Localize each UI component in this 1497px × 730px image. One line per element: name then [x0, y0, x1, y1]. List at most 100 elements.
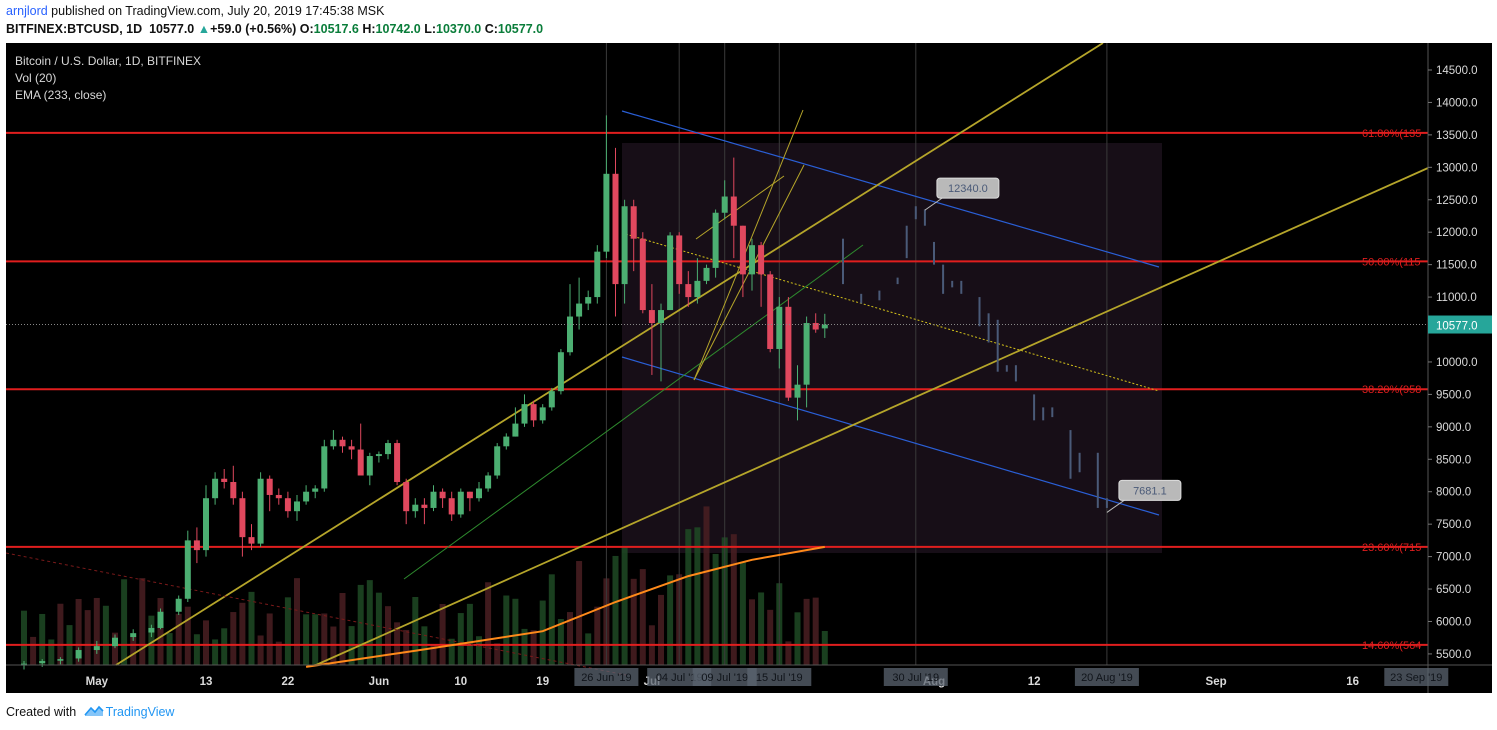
price-tick-label: 14500.0 [1436, 65, 1478, 77]
date-tag-label: 23 Sep '19 [1390, 672, 1442, 684]
candle-body [457, 491, 464, 515]
created-with-label: Created with [6, 705, 77, 719]
price-tick-label: 13500.0 [1436, 130, 1478, 142]
date-tag-label: 15 Jul '19 [756, 672, 803, 684]
candle-body [785, 306, 792, 398]
volume-bar [30, 636, 37, 665]
candle-body [576, 303, 583, 317]
candle-body [530, 404, 537, 421]
candle-body [112, 637, 118, 647]
chart-area[interactable]: 61.80%(135 50.00%(115 38.20%(958 23.60%(715… [5, 42, 1492, 693]
channel-mid-line [621, 232, 1160, 392]
trend-line [115, 42, 1104, 666]
volume-bar [812, 597, 819, 665]
volume-bar [585, 633, 592, 665]
trend-line [693, 109, 804, 381]
projection-bar [1014, 365, 1017, 382]
projection-bar [923, 209, 926, 226]
time-tick-label: 13 [200, 676, 213, 688]
channel-upper-line [621, 110, 1160, 268]
trend-line [403, 244, 864, 580]
volume-bar [321, 613, 328, 665]
date-tag-label: 20 Aug '19 [1081, 672, 1133, 684]
volume-bar [221, 628, 228, 665]
date-tag-label: 04 Jul '19 [656, 672, 703, 684]
candle-body [212, 478, 219, 499]
candle-body [676, 235, 683, 285]
time-tick-label: 16 [1346, 676, 1359, 688]
candle-body [639, 238, 646, 311]
projection-bar [914, 206, 917, 220]
candle-body [803, 323, 810, 385]
volume-bar [730, 534, 737, 665]
volume-bar [448, 638, 455, 665]
price-tick-label: 13000.0 [1436, 162, 1478, 174]
candle-body [466, 491, 473, 499]
projection-bar [960, 280, 963, 294]
price-tick-label: 8000.0 [1436, 487, 1471, 499]
price-tick-label: 7000.0 [1436, 552, 1471, 564]
published-text: published on TradingView.com, July 20, 2… [47, 4, 385, 18]
candle-body [230, 481, 237, 499]
candle-body [193, 540, 200, 551]
volume-bar [284, 597, 291, 665]
date-tag-label: 30 Jul '19 [892, 672, 939, 684]
volume-bar [685, 529, 692, 665]
candle-body [539, 407, 546, 421]
price-tick-label: 8500.0 [1436, 454, 1471, 466]
volume-bar [476, 636, 482, 665]
candle-body [403, 481, 410, 512]
volume-bar [630, 578, 637, 665]
projection-bar [905, 225, 908, 259]
projection-bar [1005, 365, 1008, 372]
projection-bar [951, 280, 954, 288]
candle-body [430, 491, 437, 508]
projection-bar [860, 293, 863, 304]
volume-bar [75, 598, 82, 665]
candle-body [257, 478, 264, 544]
candle-body [348, 446, 355, 450]
date-tag-bg [747, 668, 812, 686]
price-tick-label: 11000.0 [1436, 292, 1477, 304]
channel-lower-line [621, 356, 1160, 516]
high-value: 10742.0 [375, 22, 421, 36]
candle-body [721, 196, 728, 213]
author-link[interactable]: arnjlord [6, 4, 48, 18]
price-chart-svg[interactable]: 61.80%(135 50.00%(115 38.20%(958 23.60%(715… [5, 42, 1492, 693]
volume-bar [621, 546, 628, 665]
volume-bar [385, 606, 391, 665]
volume-bar [112, 632, 118, 665]
ohlc-header: BITFINEX:BTCUSD, 1D 10577.0 ▲+59.0 (+0.5… [6, 22, 544, 36]
volume-bar [667, 575, 674, 665]
candle-body [648, 310, 655, 324]
projection-bar [978, 297, 981, 327]
candle-body [203, 498, 209, 551]
volume-bar [512, 598, 519, 665]
volume-bar [121, 579, 128, 665]
volume-bar [567, 612, 573, 665]
projection-bar [1078, 452, 1081, 473]
candle-body [521, 404, 528, 424]
date-tag-bg [1384, 668, 1449, 686]
tradingview-link[interactable]: TradingView [105, 705, 175, 719]
volume-bar [230, 612, 237, 665]
volume-bar [48, 639, 55, 665]
candle-body [294, 501, 300, 512]
candle-body [794, 384, 801, 398]
price-tick-label: 12000.0 [1436, 227, 1478, 239]
volume-bar [275, 641, 282, 665]
candle-body [812, 323, 819, 330]
candle-body [385, 443, 391, 455]
projection-bar [933, 241, 935, 265]
time-tick-label: Sep [1206, 676, 1227, 688]
candle-body [658, 310, 664, 324]
legend-title: Bitcoin / U.S. Dollar, 1D, BITFINEX [15, 54, 201, 68]
footer: Created with TradingView [6, 705, 174, 720]
volume-bar [749, 599, 755, 665]
volume-bar [576, 561, 583, 665]
candle-body [512, 423, 519, 437]
volume-bar [212, 639, 219, 665]
candle-body [439, 491, 446, 499]
volume-bar [694, 527, 701, 665]
candle-body [266, 478, 273, 495]
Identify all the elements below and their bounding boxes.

■ THE TASK
Reproduce the material above with "volume-bar" swapped for "volume-column" everywhere, keeping everything else unchanged and omitting the pictures.

■ COMPLETE OUTPUT
Localize each UI component in this 1497px × 730px image. One line per element: name then [x0, y0, x1, y1]. List at most 100 elements.
price-tick-label: 14500.0 [1436, 65, 1478, 77]
date-tag-label: 23 Sep '19 [1390, 672, 1442, 684]
candle-body [457, 491, 464, 515]
created-with-label: Created with [6, 705, 77, 719]
price-tick-label: 13500.0 [1436, 130, 1478, 142]
date-tag-label: 15 Jul '19 [756, 672, 803, 684]
candle-body [785, 306, 792, 398]
volume-column [30, 636, 37, 665]
candle-body [576, 303, 583, 317]
candle-body [530, 404, 537, 421]
candle-body [112, 637, 118, 647]
chart-area[interactable]: 61.80%(135 50.00%(115 38.20%(958 23.60%(715… [5, 42, 1492, 693]
channel-mid-line [621, 232, 1160, 392]
trend-line [115, 42, 1104, 666]
volume-column [812, 597, 819, 665]
volume-column [585, 633, 592, 665]
trend-line [693, 109, 804, 381]
projection-bar [1014, 365, 1017, 382]
projection-bar [923, 209, 926, 226]
time-tick-label: 13 [200, 676, 213, 688]
channel-upper-line [621, 110, 1160, 268]
trend-line [403, 244, 864, 580]
volume-column [321, 613, 328, 665]
date-tag-label: 20 Aug '19 [1081, 672, 1133, 684]
volume-column [221, 628, 228, 665]
date-tag-label: 04 Jul '19 [656, 672, 703, 684]
candle-body [212, 478, 219, 499]
candle-body [676, 235, 683, 285]
time-tick-label: 16 [1346, 676, 1359, 688]
candle-body [639, 238, 646, 311]
projection-bar [914, 206, 917, 220]
candle-body [803, 323, 810, 385]
volume-column [730, 534, 737, 665]
volume-column [448, 638, 455, 665]
price-tick-label: 13000.0 [1436, 162, 1478, 174]
candle-body [466, 491, 473, 499]
projection-bar [960, 280, 963, 294]
price-tick-label: 8000.0 [1436, 487, 1471, 499]
price-tick-label: 7000.0 [1436, 552, 1471, 564]
published-text: published on TradingView.com, July 20, 2… [47, 4, 385, 18]
candle-body [230, 481, 237, 499]
candle-body [193, 540, 200, 551]
volume-column [284, 597, 291, 665]
date-tag-label: 30 Jul '19 [892, 672, 939, 684]
volume-column [685, 529, 692, 665]
candle-body [539, 407, 546, 421]
price-tick-label: 8500.0 [1436, 454, 1471, 466]
volume-column [476, 636, 482, 665]
candle-body [403, 481, 410, 512]
volume-column [630, 578, 637, 665]
projection-bar [905, 225, 908, 259]
projection-bar [1005, 365, 1008, 372]
projection-bar [951, 280, 954, 288]
candle-body [430, 491, 437, 508]
projection-bar [860, 293, 863, 304]
volume-column [75, 598, 82, 665]
candle-body [257, 478, 264, 544]
candle-body [348, 446, 355, 450]
date-tag-bg [747, 668, 812, 686]
price-tick-label: 11000.0 [1436, 292, 1477, 304]
channel-lower-line [621, 356, 1160, 516]
high-value: 10742.0 [375, 22, 421, 36]
candle-body [721, 196, 728, 213]
author-link[interactable]: arnjlord [6, 4, 48, 18]
price-chart-svg[interactable]: 61.80%(135 50.00%(115 38.20%(958 23.60%(715… [5, 42, 1492, 693]
volume-column [621, 546, 628, 665]
volume-column [385, 606, 391, 665]
volume-column [112, 632, 118, 665]
ohlc-header: BITFINEX:BTCUSD, 1D 10577.0 ▲+59.0 (+0.5… [6, 22, 544, 36]
volume-column [667, 575, 674, 665]
candle-body [648, 310, 655, 324]
projection-bar [978, 297, 981, 327]
candle-body [203, 498, 209, 551]
volume-column [512, 598, 519, 665]
volume-column [121, 579, 128, 665]
volume-column [567, 612, 573, 665]
projection-bar [1078, 452, 1081, 473]
candle-body [521, 404, 528, 424]
date-tag-bg [1384, 668, 1449, 686]
tradingview-link[interactable]: TradingView [105, 705, 175, 719]
volume-column [230, 612, 237, 665]
volume-column [48, 639, 55, 665]
candle-body [294, 501, 300, 512]
candle-body [794, 384, 801, 398]
price-tick-label: 12000.0 [1436, 227, 1478, 239]
volume-column [275, 641, 282, 665]
candle-body [812, 323, 819, 330]
candle-body [385, 443, 391, 455]
projection-bar [933, 241, 935, 265]
time-tick-label: Sep [1206, 676, 1227, 688]
candle-body [658, 310, 664, 324]
legend-title: Bitcoin / U.S. Dollar, 1D, BITFINEX [15, 54, 201, 68]
footer: Created with TradingView [6, 705, 174, 720]
volume-column [749, 599, 755, 665]
volume-column [576, 561, 583, 665]
candle-body [512, 423, 519, 437]
volume-column [212, 639, 219, 665]
candle-body [439, 491, 446, 499]
volume-column [694, 527, 701, 665]
candle-body [266, 478, 273, 495]
Identify all the elements below and their bounding boxes.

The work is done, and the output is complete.